_WHAT IS NEEDED_:
Please report every line from the material that contains the word "color".

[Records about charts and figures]

━━━━━━━━━━━━━━━━

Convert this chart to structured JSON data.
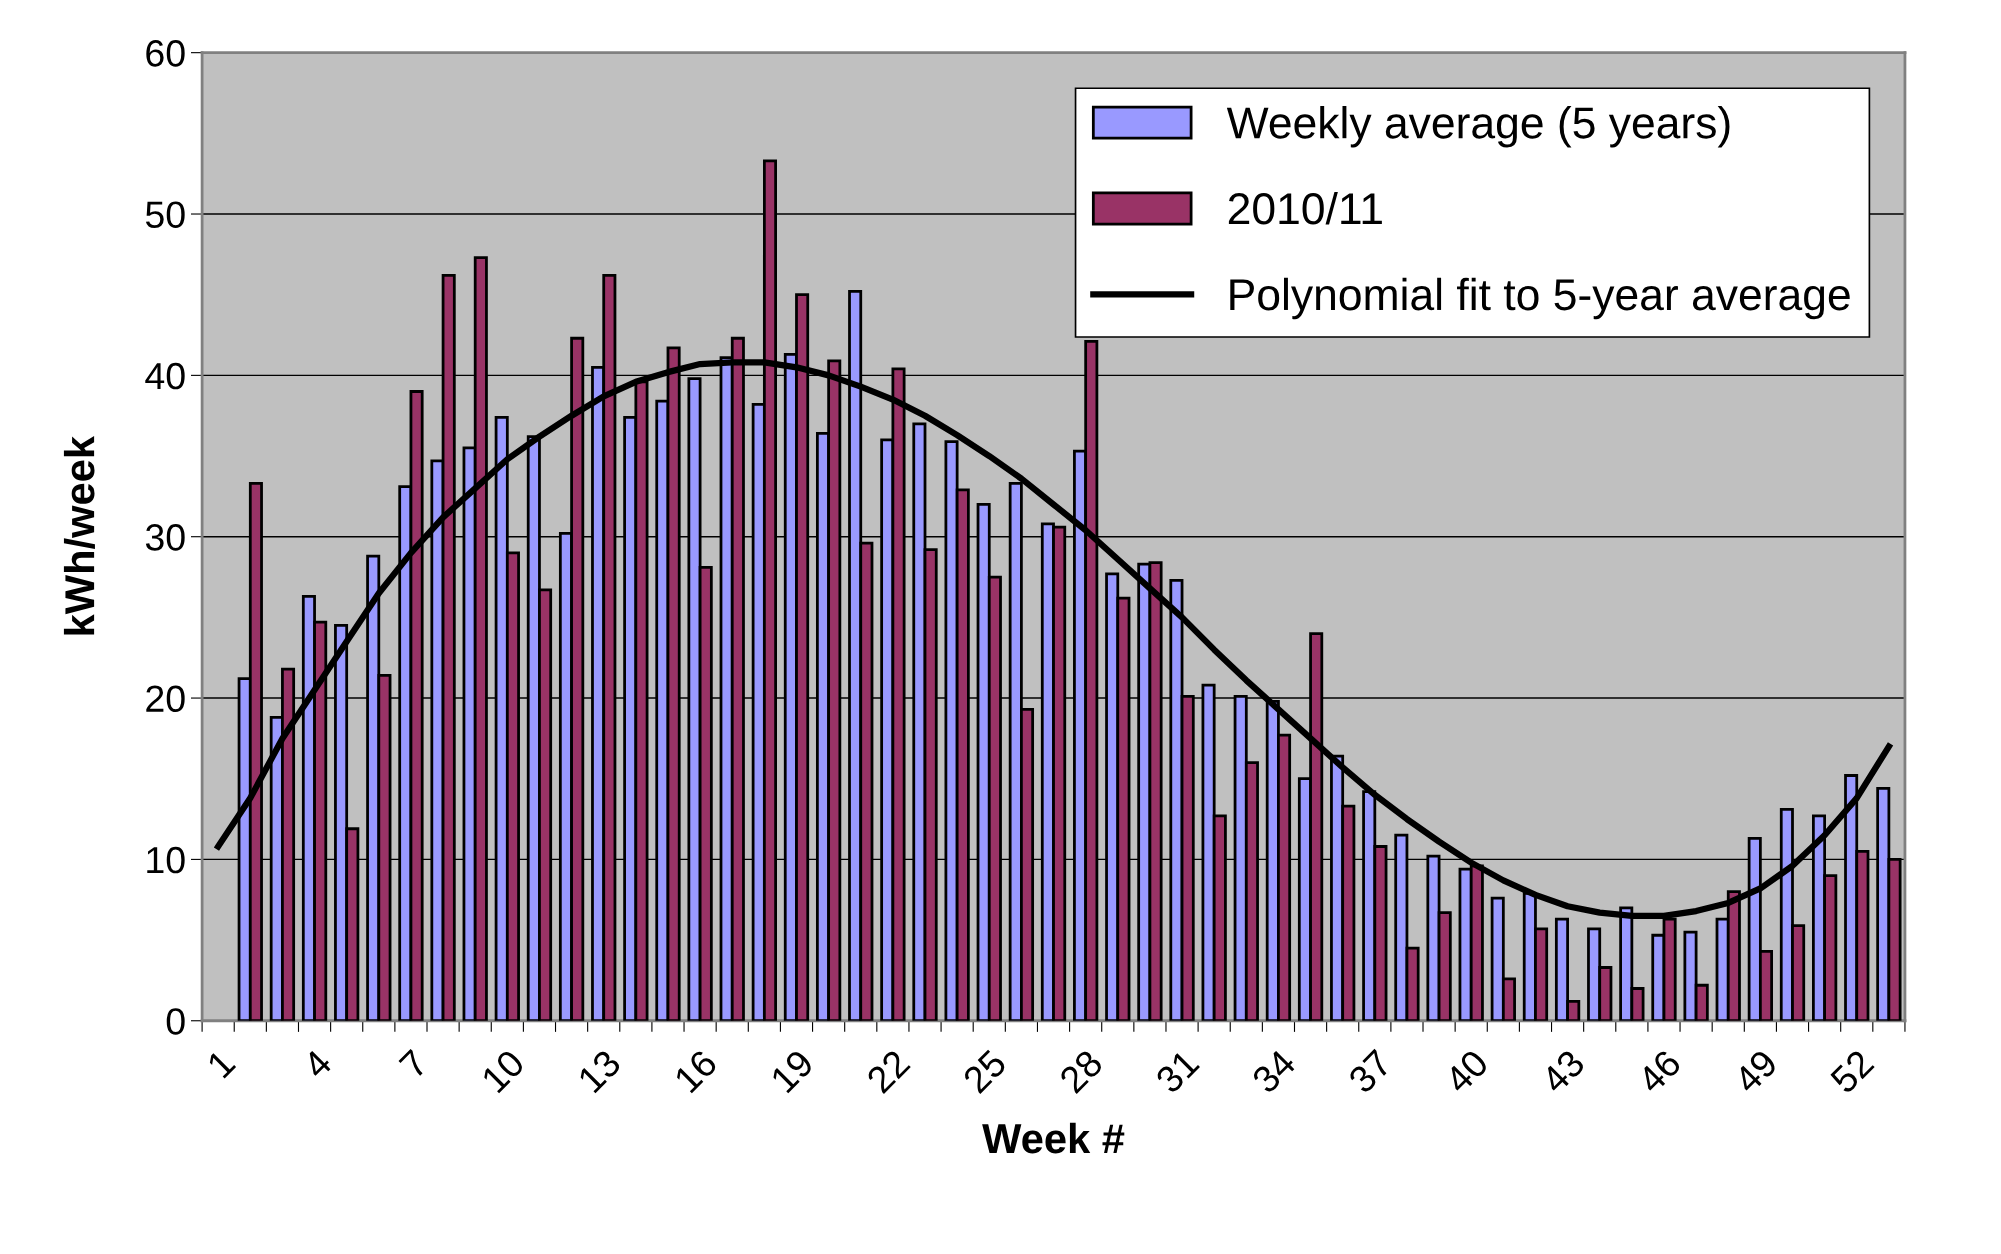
{
  "chart_data": {
    "type": "bar",
    "xlabel": "Week #",
    "ylabel": "kWh/week",
    "categories": [
      "1",
      null,
      null,
      "4",
      null,
      null,
      "7",
      null,
      null,
      "10",
      null,
      null,
      "13",
      null,
      null,
      "16",
      null,
      null,
      "19",
      null,
      null,
      "22",
      null,
      null,
      "25",
      null,
      null,
      "28",
      null,
      null,
      "31",
      null,
      null,
      "34",
      null,
      null,
      "37",
      null,
      null,
      "40",
      null,
      null,
      "43",
      null,
      null,
      "46",
      null,
      null,
      "49",
      null,
      null,
      "52",
      null
    ],
    "series": [
      {
        "name": "Weekly average (5 years)",
        "color": "#9999ff",
        "values": [
          null,
          21.2,
          18.8,
          26.3,
          24.5,
          28.8,
          33.1,
          34.7,
          35.5,
          37.4,
          36.2,
          30.2,
          40.5,
          37.4,
          38.4,
          39.8,
          41.1,
          38.2,
          41.3,
          36.4,
          45.2,
          36.0,
          37.0,
          35.9,
          32.0,
          33.3,
          30.8,
          35.3,
          27.7,
          28.3,
          27.3,
          20.8,
          20.1,
          19.8,
          15.0,
          16.4,
          14.2,
          11.5,
          10.2,
          9.4,
          7.6,
          7.9,
          6.3,
          5.7,
          7.0,
          5.3,
          5.5,
          6.3,
          11.3,
          13.1,
          12.7,
          15.2,
          14.4
        ]
      },
      {
        "name": "2010/11",
        "color": "#993366",
        "values": [
          null,
          33.3,
          21.8,
          24.7,
          11.9,
          21.4,
          39.0,
          46.2,
          47.3,
          29.0,
          26.7,
          42.3,
          46.2,
          39.6,
          41.7,
          28.1,
          42.3,
          53.3,
          45.0,
          40.9,
          29.6,
          40.4,
          29.2,
          32.9,
          27.5,
          19.3,
          30.6,
          42.1,
          26.2,
          28.4,
          20.1,
          12.7,
          16.0,
          17.7,
          24.0,
          13.3,
          10.8,
          4.5,
          6.7,
          9.6,
          2.6,
          5.7,
          1.2,
          3.3,
          2.0,
          6.3,
          2.2,
          8.0,
          4.3,
          5.9,
          9.0,
          10.5,
          10.0
        ]
      },
      {
        "name": "Polynomial fit to 5-year average",
        "type": "line",
        "color": "#000000",
        "values": [
          10.8,
          13.8,
          17.5,
          20.5,
          23.5,
          26.5,
          29.0,
          31.2,
          33.0,
          34.8,
          36.2,
          37.5,
          38.7,
          39.6,
          40.2,
          40.7,
          40.8,
          40.8,
          40.5,
          40.0,
          39.3,
          38.5,
          37.5,
          36.3,
          35.0,
          33.6,
          32.0,
          30.4,
          28.6,
          26.8,
          25.0,
          23.0,
          21.1,
          19.3,
          17.5,
          15.7,
          14.0,
          12.5,
          11.1,
          9.8,
          8.7,
          7.8,
          7.1,
          6.7,
          6.5,
          6.5,
          6.8,
          7.3,
          8.2,
          9.6,
          11.5,
          13.8,
          17.0
        ]
      }
    ],
    "ylim": [
      0,
      60
    ],
    "yticks": [
      0,
      10,
      20,
      30,
      40,
      50,
      60
    ],
    "grid": "y",
    "legend": "top right",
    "marker": "none",
    "line_style": "solid"
  }
}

━━━━━━━━━━━━━━━━

_COMPLETE RESPONSE_:
        "color": "#9999ff",
        "color": "#993366",
        "color": "#000000",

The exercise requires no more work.